[ARC5] U.S. WW II equipment

WA5CAB at cs.com WA5CAB at cs.com
Tue Jul 2 12:11:36 EDT 2013


Sandy,

That's correct.  There may have been some MWO's accomplished when the 
nameplates were changed, as there were several years earlier when most ATC and 
ATC-1 became AN/ART-13.  The nomenclature change probably had more to do with 
the senior Blue Suiters trying to distance themselves from their Ground 
Pounder heritage than anything else.  :-)  AN/ARR-11 is a similar case.

Robert Downs - Houston
wa5cab dot com (Web Store)
MVPA 9480

In a message dated 07/02/2013 06:49:24 AM Central Daylight Time, 
ebjr37 at charter.net writes: 
> As I remember (correctly?) the ARN-7 was nothing more than assignment of 
> later AN number to the old SCR-269G radio compass set.  The ARN-6 was a 
> much 
> better set and smaller and easier to work on.  Seems like we had ARN-6's 
> in 
> the F-86D interceptors.  Only thing that used the old SCR-269G and ARN-7 
> was 
> our C-47 gooney bird.
> 
> 
> 73,
> Sandy W5TVW
> 
> -----Original Message----- 
> From: Mike Everette
> Sent: Monday, July 01, 2013 10:12 PM
> To: ARC-5 List ; Roy Morgan
> Subject: Re: [ARC5] U.S. WW II equipment
> 
> The only low plate voltage tubes in the ARN-6, as I recall, are the 28D7.

PROVIDED RECORDS -
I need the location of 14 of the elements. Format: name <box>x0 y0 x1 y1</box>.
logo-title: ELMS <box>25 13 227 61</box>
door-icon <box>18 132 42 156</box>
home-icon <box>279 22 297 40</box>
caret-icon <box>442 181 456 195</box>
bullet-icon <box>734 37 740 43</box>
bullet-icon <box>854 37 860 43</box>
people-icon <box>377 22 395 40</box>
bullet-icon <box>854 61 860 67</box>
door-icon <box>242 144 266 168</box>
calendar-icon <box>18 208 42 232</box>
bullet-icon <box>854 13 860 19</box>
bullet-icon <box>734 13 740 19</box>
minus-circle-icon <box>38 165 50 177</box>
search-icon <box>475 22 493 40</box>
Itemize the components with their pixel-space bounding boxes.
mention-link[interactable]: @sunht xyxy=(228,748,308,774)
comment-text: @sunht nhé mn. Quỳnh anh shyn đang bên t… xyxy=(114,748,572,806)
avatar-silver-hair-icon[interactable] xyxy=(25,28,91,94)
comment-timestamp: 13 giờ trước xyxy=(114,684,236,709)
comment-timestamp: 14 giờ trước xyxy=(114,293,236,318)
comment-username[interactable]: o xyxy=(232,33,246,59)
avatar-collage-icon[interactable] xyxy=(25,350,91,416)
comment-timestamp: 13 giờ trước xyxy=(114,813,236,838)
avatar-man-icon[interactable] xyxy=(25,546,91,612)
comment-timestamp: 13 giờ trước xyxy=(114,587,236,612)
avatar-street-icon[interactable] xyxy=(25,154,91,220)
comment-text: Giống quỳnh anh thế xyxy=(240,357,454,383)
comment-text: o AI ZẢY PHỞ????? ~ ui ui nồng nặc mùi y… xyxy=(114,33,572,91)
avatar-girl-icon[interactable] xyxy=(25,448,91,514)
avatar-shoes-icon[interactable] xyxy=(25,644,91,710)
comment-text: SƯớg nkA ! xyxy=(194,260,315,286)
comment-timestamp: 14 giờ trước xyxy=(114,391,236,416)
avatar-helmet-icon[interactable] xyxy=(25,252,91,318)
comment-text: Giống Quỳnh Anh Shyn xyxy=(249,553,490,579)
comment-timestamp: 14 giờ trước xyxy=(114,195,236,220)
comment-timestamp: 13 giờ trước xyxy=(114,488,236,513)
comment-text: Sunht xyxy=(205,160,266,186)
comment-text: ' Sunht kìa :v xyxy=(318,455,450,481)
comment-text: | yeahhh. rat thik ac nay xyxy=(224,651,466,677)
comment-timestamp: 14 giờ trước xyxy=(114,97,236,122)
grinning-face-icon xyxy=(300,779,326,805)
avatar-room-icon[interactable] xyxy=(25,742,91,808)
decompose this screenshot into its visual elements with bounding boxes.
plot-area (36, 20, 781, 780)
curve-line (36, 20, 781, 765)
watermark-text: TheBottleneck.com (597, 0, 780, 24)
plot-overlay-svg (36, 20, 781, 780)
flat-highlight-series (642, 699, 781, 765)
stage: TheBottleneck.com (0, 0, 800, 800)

TO DO -
a – Edit the mailing list post about WW II radio equipment, from "WA5CAB at cs.com WA5CAB" to "a similar case.", so that "nameplates" is replaced with "data plates".
b – In the mailing list post about WW II radio equipment, what did most ATC and ATC-1 become several years earlier?
c – Continue the mailing list post about WW II radio equipment from its last line.

EXERCISE ANSWERS -
a –
WA5CAB at cs.com WA5CAB at cs.com
Tue Jul 2 12:11:36 EDT 2013


Sandy,

That's correct.  There may have been some MWO's accomplished when the 
data plates were changed, as there were several years earlier when most ATC and 
ATC-1 became AN/ART-13.  The nomenclature change probably had more to do with 
the senior Blue Suiters trying to distance themselves from their Ground 
Pounder heritage than anything else.  :-)  AN/ARR-11 is a similar case.

b – AN/ART-13

c –
> The rest are normal 12 volt filament types like 12SG7, etc.
> 
> And, the ARN-6 uses a vibrator to make high frequency AC for the antenna 
> and 
> indicator selsyns.  Except it's not all that high; maybe 130 cycles if I 
> remember right.  It's been quite a while since I worked on an ARN-6; but I 
> 
> remember that it was a darn fine radio... much better than the ARN-7 which 
> 
> it replaced, despite being lower in the nomenclature table.  And the 6 was 
> a 
> whole lot smaller and lighter.  Plus, it didn't have that screamin' meenie 
> 
> inverter to provide 115 volts at 400 cycles to run the receiver!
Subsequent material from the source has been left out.